■ **Your task**
Tally the lines in the listing below that contain "Sales" and report the tally alone.

----- Available records -----

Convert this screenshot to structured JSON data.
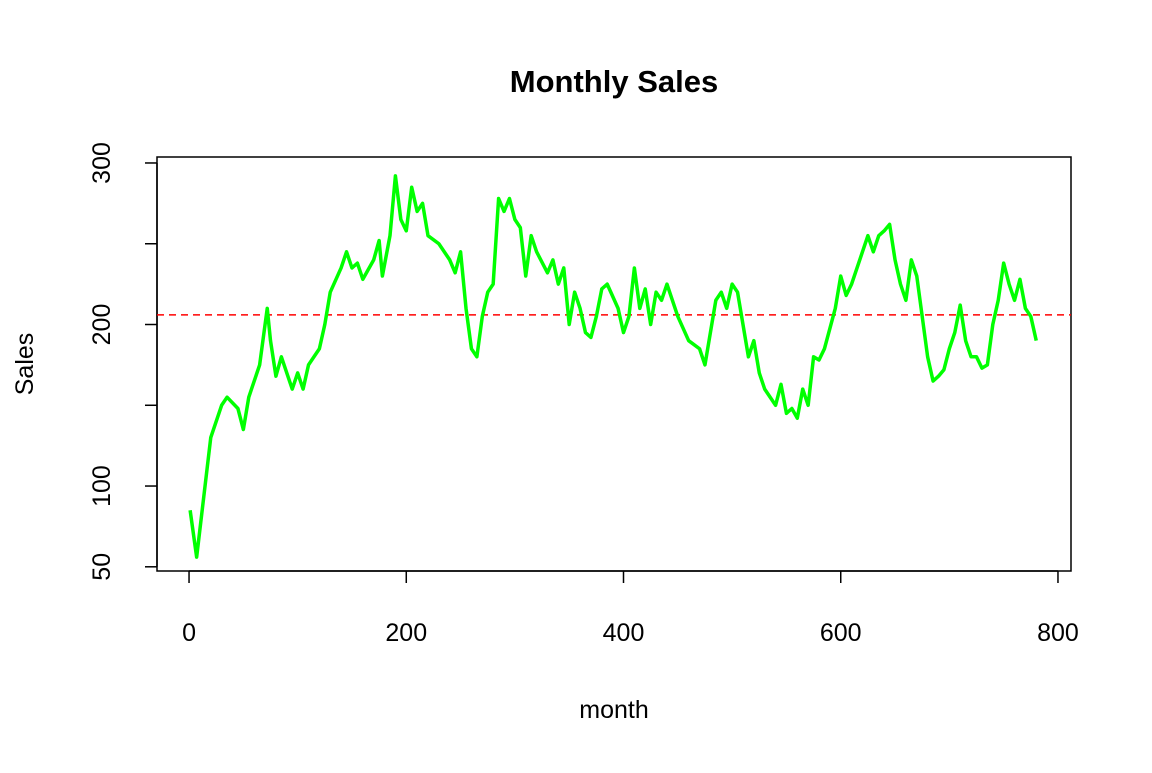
{
  "chart_data": {
    "type": "line",
    "title": "Monthly Sales",
    "x_label": "month",
    "y_label": "Sales",
    "x": [
      1,
      7,
      20,
      30,
      35,
      45,
      50,
      55,
      60,
      65,
      72,
      75,
      80,
      85,
      95,
      100,
      105,
      110,
      120,
      125,
      130,
      140,
      145,
      150,
      155,
      160,
      170,
      175,
      178,
      185,
      190,
      195,
      200,
      205,
      210,
      215,
      220,
      230,
      240,
      245,
      250,
      255,
      260,
      265,
      270,
      275,
      280,
      285,
      290,
      295,
      300,
      305,
      310,
      315,
      320,
      330,
      335,
      340,
      345,
      350,
      355,
      360,
      365,
      370,
      375,
      380,
      385,
      395,
      400,
      405,
      410,
      415,
      420,
      425,
      430,
      435,
      440,
      450,
      460,
      470,
      475,
      480,
      485,
      490,
      495,
      500,
      505,
      515,
      520,
      525,
      530,
      540,
      545,
      550,
      555,
      560,
      565,
      570,
      575,
      580,
      585,
      595,
      600,
      605,
      610,
      615,
      625,
      630,
      635,
      640,
      645,
      650,
      655,
      660,
      665,
      670,
      675,
      680,
      685,
      690,
      695,
      700,
      705,
      710,
      715,
      720,
      725,
      730,
      735,
      740,
      745,
      750,
      755,
      760,
      765,
      770,
      775,
      780
    ],
    "series": [
      {
        "name": "Sales",
        "color": "#00ff00",
        "values": [
          85,
          56,
          130,
          150,
          155,
          148,
          135,
          155,
          165,
          175,
          210,
          190,
          168,
          180,
          160,
          170,
          160,
          175,
          185,
          200,
          220,
          235,
          245,
          235,
          238,
          228,
          240,
          252,
          230,
          255,
          292,
          265,
          258,
          285,
          270,
          275,
          255,
          250,
          240,
          232,
          245,
          210,
          185,
          180,
          205,
          220,
          225,
          278,
          270,
          278,
          265,
          260,
          230,
          255,
          245,
          232,
          240,
          225,
          235,
          200,
          220,
          210,
          195,
          192,
          205,
          222,
          225,
          210,
          195,
          205,
          235,
          210,
          222,
          200,
          220,
          215,
          225,
          205,
          190,
          185,
          175,
          195,
          215,
          220,
          210,
          225,
          220,
          180,
          190,
          170,
          160,
          150,
          163,
          145,
          148,
          142,
          160,
          150,
          180,
          178,
          185,
          210,
          230,
          218,
          225,
          235,
          255,
          245,
          255,
          258,
          262,
          240,
          225,
          215,
          240,
          230,
          205,
          180,
          165,
          168,
          172,
          185,
          195,
          212,
          190,
          180,
          180,
          173,
          175,
          200,
          215,
          238,
          225,
          215,
          228,
          210,
          205,
          190
        ]
      }
    ],
    "hline": {
      "value": 206,
      "color": "#ff0000"
    },
    "xlim": [
      -29.5,
      812
    ],
    "xticks": [
      0,
      200,
      400,
      600,
      800
    ],
    "ylim": [
      47.4,
      303.7
    ],
    "yticks": [
      50,
      100,
      {
        "value": 150,
        "label": null
      },
      200,
      {
        "value": 250,
        "label": null
      },
      300
    ]
  }
}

-----

■ **Solved problem**
3